» **Stated goal**: The records below are to be quoted in full; please keep every word exact.

BEGIN Data records

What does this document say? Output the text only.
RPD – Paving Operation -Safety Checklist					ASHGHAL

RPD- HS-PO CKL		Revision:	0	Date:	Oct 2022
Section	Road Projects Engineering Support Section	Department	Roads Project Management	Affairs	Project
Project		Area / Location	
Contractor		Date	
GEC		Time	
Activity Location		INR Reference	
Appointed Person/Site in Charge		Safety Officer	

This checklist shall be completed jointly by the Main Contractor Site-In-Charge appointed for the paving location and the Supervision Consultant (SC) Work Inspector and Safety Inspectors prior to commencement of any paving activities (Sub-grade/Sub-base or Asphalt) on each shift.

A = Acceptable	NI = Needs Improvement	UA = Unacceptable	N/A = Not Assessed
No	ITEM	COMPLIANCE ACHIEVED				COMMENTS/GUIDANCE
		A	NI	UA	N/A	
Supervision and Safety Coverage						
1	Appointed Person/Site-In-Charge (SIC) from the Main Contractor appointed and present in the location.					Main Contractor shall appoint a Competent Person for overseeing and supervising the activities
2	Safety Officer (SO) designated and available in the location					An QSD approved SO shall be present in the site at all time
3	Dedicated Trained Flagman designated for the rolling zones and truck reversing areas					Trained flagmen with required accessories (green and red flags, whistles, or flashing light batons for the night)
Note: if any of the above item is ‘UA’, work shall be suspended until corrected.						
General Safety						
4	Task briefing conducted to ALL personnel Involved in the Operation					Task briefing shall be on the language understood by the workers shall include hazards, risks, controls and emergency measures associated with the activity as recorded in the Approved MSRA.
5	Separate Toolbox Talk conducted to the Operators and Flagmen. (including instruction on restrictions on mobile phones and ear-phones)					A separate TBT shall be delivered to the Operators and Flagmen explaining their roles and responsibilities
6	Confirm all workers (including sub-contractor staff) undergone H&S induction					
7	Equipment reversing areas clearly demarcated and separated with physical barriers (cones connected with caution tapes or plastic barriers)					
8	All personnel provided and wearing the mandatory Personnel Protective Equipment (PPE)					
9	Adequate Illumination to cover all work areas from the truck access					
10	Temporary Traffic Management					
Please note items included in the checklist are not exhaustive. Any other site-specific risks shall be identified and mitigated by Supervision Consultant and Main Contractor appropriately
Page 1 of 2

END Data records

» **Task result**:
What does this document say? Output the text only.
RPD – Paving Operation -Safety Checklist					ASHGHAL

RPD- HS-PO CKL		Revision:	0	Date:	Oct 2022
Section	Road Projects Engineering Support Section	Department	Roads Project Management	Affairs	Project
Project		Area / Location	
Contractor		Date	
GEC		Time	
Activity Location		INR Reference	
Appointed Person/Site in Charge		Safety Officer	

This checklist shall be completed jointly by the Main Contractor Site-In-Charge appointed for the paving location and the Supervision Consultant (SC) Work Inspector and Safety Inspectors prior to commencement of any paving activities (Sub-grade/Sub-base or Asphalt) on each shift.

A = Acceptable	NI = Needs Improvement	UA = Unacceptable	N/A = Not Assessed
No	ITEM	COMPLIANCE ACHIEVED				COMMENTS/GUIDANCE
		A	NI	UA	N/A	
Supervision and Safety Coverage						
1	Appointed Person/Site-In-Charge (SIC) from the Main Contractor appointed and present in the location.					Main Contractor shall appoint a Competent Person for overseeing and supervising the activities
2	Safety Officer (SO) designated and available in the location					An QSD approved SO shall be present in the site at all time
3	Dedicated Trained Flagman designated for the rolling zones and truck reversing areas					Trained flagmen with required accessories (green and red flags, whistles, or flashing light batons for the night)
Note: if any of the above item is ‘UA’, work shall be suspended until corrected.						
General Safety						
4	Task briefing conducted to ALL personnel Involved in the Operation					Task briefing shall be on the language understood by the workers shall include hazards, risks, controls and emergency measures associated with the activity as recorded in the Approved MSRA.
5	Separate Toolbox Talk conducted to the Operators and Flagmen. (including instruction on restrictions on mobile phones and ear-phones)					A separate TBT shall be delivered to the Operators and Flagmen explaining their roles and responsibilities
6	Confirm all workers (including sub-contractor staff) undergone H&S induction					
7	Equipment reversing areas clearly demarcated and separated with physical barriers (cones connected with caution tapes or plastic barriers)					
8	All personnel provided and wearing the mandatory Personnel Protective Equipment (PPE)					
9	Adequate Illumination to cover all work areas from the truck access					
10	Temporary Traffic Management					
Please note items included in the checklist are not exhaustive. Any other site-specific risks shall be identified and mitigated by Supervision Consultant and Main Contractor appropriately
Page 1 of 2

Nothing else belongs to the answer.